### TASK PROMPT:
Below are the records; locate each line with the word "screenshot" and copy it.

### RECORD EXCERPTS:
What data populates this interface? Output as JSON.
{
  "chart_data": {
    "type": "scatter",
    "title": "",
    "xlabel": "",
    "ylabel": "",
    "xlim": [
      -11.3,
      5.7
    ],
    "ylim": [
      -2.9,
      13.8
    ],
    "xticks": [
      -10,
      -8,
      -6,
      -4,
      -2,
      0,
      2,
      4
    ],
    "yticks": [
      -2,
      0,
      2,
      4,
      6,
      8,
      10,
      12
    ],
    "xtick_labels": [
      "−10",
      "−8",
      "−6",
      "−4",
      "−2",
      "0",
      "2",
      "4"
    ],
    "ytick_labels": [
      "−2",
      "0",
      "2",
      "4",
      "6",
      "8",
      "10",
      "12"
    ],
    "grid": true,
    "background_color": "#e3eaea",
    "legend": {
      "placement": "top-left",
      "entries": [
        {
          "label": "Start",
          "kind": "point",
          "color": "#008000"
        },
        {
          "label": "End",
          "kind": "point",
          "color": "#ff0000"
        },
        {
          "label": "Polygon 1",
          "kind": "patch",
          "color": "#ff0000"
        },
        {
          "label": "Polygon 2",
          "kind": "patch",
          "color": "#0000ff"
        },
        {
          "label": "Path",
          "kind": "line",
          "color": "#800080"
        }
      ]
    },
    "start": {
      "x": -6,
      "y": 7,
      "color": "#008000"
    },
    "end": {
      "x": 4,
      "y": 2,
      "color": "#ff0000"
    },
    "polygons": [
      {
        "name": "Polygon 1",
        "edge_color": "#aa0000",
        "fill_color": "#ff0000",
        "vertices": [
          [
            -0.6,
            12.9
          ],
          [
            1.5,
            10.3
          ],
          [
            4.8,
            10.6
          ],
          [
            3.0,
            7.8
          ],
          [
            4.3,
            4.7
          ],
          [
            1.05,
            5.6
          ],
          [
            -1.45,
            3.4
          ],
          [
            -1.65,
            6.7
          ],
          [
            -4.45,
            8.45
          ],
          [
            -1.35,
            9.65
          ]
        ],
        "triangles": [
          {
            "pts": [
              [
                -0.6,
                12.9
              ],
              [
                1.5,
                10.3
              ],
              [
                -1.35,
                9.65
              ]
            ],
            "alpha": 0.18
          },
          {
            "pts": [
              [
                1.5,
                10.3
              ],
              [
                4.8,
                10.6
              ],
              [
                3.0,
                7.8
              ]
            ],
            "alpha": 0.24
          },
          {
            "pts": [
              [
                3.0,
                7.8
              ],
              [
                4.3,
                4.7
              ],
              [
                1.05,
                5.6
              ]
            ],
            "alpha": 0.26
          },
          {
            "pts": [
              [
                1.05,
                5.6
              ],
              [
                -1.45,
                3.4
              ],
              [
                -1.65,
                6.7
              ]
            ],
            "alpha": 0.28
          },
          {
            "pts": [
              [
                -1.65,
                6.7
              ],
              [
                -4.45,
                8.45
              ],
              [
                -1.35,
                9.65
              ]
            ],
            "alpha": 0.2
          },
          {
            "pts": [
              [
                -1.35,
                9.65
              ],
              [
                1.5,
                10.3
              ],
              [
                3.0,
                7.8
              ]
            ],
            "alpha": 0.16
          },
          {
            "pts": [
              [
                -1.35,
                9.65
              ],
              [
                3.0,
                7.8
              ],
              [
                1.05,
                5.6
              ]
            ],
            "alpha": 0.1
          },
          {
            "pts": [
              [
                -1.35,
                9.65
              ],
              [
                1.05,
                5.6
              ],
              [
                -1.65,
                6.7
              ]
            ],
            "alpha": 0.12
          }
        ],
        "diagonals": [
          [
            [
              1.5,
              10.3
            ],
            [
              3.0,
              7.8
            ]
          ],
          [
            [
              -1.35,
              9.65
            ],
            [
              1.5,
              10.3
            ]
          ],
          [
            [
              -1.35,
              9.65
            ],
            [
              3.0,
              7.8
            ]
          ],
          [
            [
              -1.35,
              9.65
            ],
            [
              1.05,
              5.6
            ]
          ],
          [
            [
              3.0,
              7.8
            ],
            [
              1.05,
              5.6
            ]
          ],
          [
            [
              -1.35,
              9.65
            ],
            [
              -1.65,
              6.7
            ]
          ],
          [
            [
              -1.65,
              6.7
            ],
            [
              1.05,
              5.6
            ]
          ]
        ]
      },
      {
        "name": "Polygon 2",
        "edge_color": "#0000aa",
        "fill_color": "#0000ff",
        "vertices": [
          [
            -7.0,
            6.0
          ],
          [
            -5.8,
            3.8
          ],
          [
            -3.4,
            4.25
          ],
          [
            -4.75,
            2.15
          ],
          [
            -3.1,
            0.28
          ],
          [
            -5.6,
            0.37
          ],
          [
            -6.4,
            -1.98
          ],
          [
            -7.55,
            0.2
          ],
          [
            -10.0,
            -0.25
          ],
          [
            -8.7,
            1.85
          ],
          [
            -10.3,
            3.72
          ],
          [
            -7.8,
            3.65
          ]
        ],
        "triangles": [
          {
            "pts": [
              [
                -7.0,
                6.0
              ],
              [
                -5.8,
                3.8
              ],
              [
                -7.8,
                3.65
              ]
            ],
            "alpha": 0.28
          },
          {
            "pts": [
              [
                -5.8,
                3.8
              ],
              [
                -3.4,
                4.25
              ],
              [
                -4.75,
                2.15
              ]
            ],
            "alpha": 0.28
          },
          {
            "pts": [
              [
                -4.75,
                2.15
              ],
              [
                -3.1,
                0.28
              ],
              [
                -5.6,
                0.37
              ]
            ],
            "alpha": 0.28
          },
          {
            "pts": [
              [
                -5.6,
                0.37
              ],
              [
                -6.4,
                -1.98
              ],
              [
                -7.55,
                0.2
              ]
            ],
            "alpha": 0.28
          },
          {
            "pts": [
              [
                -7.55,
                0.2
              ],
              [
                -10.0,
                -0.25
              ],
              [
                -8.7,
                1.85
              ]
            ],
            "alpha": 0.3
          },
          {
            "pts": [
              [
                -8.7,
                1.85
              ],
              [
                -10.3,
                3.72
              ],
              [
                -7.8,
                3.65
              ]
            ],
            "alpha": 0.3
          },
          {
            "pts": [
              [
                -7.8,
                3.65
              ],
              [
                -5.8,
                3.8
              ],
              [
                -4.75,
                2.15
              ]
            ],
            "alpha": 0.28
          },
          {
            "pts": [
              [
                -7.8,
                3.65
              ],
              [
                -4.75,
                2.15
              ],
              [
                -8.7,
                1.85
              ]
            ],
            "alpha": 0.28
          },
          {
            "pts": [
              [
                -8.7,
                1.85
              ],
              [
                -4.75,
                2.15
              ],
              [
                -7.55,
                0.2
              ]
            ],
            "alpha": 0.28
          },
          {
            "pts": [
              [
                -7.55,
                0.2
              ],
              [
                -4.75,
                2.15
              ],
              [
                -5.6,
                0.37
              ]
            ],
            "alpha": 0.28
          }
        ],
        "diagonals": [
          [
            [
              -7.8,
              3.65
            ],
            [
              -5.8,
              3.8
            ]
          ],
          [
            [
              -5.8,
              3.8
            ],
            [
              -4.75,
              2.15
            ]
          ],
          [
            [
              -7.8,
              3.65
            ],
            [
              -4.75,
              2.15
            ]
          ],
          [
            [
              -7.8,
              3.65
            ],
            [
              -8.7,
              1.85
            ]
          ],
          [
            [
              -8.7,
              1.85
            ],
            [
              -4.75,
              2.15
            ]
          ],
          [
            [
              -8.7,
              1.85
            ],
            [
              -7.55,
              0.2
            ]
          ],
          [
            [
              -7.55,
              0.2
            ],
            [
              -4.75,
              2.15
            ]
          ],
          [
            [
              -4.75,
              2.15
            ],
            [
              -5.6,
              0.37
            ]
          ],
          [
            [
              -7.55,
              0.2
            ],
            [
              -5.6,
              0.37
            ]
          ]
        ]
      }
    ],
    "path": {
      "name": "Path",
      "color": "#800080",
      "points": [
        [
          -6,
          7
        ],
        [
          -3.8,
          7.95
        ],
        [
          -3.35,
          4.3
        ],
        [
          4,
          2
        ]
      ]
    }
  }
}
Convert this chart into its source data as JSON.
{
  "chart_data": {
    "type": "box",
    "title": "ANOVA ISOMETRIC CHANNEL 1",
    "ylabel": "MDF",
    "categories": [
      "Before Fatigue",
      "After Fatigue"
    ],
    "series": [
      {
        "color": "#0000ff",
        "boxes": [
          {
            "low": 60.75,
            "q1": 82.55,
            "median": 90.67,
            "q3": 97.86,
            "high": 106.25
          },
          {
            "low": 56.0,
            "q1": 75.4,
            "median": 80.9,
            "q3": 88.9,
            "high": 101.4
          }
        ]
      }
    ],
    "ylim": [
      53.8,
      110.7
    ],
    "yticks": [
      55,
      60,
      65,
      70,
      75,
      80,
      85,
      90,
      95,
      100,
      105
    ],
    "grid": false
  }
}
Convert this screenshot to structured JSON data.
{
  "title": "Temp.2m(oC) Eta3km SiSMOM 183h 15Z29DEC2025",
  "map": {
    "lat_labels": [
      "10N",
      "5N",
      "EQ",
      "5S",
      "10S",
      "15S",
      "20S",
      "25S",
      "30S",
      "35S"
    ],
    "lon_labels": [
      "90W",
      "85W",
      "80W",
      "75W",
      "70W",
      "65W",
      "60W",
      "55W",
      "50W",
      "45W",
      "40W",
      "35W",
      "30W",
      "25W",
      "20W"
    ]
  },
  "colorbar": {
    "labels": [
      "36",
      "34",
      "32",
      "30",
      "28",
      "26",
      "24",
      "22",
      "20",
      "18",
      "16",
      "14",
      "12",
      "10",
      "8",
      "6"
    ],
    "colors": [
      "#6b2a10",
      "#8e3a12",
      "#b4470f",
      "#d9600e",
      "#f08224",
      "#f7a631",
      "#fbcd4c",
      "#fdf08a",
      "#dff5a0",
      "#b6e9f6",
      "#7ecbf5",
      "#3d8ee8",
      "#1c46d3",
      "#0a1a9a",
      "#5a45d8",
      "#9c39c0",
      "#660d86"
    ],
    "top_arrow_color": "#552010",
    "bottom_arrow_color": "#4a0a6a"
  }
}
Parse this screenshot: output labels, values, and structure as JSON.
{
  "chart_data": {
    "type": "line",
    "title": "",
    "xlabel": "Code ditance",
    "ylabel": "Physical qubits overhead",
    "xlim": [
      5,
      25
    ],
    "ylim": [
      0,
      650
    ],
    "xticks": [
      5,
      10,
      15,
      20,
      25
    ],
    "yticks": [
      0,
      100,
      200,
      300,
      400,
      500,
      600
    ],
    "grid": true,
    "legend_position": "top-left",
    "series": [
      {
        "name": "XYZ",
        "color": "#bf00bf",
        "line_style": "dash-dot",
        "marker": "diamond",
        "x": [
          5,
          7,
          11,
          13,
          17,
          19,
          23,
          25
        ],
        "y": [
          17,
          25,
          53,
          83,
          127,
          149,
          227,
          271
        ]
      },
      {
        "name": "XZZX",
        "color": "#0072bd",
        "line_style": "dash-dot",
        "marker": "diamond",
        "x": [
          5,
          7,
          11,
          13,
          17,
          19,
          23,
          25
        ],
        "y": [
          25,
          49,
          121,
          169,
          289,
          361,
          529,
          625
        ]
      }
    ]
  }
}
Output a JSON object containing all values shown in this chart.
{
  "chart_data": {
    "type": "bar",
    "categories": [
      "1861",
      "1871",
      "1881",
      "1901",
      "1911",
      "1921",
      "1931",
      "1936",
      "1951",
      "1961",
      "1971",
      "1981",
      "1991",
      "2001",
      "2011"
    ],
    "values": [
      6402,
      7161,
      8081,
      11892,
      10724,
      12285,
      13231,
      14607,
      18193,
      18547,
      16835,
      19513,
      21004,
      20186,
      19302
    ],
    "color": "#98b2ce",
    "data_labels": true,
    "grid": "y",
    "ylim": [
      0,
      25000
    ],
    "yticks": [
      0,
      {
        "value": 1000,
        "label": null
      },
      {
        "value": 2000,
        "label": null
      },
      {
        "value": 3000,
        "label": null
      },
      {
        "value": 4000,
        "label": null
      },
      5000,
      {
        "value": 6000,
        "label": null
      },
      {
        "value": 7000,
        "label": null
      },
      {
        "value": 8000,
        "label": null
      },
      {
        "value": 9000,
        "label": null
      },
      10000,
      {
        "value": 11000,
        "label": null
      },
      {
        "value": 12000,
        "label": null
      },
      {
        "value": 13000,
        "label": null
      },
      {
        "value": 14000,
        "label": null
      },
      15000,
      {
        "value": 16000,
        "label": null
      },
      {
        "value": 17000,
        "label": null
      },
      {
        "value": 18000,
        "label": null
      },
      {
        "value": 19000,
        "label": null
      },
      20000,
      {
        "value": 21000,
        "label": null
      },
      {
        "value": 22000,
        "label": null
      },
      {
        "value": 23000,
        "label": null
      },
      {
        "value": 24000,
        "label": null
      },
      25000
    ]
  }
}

### RESULT BELOW:
Convert this screenshot to structured JSON data.
Parse this screenshot: output labels, values, and structure as JSON.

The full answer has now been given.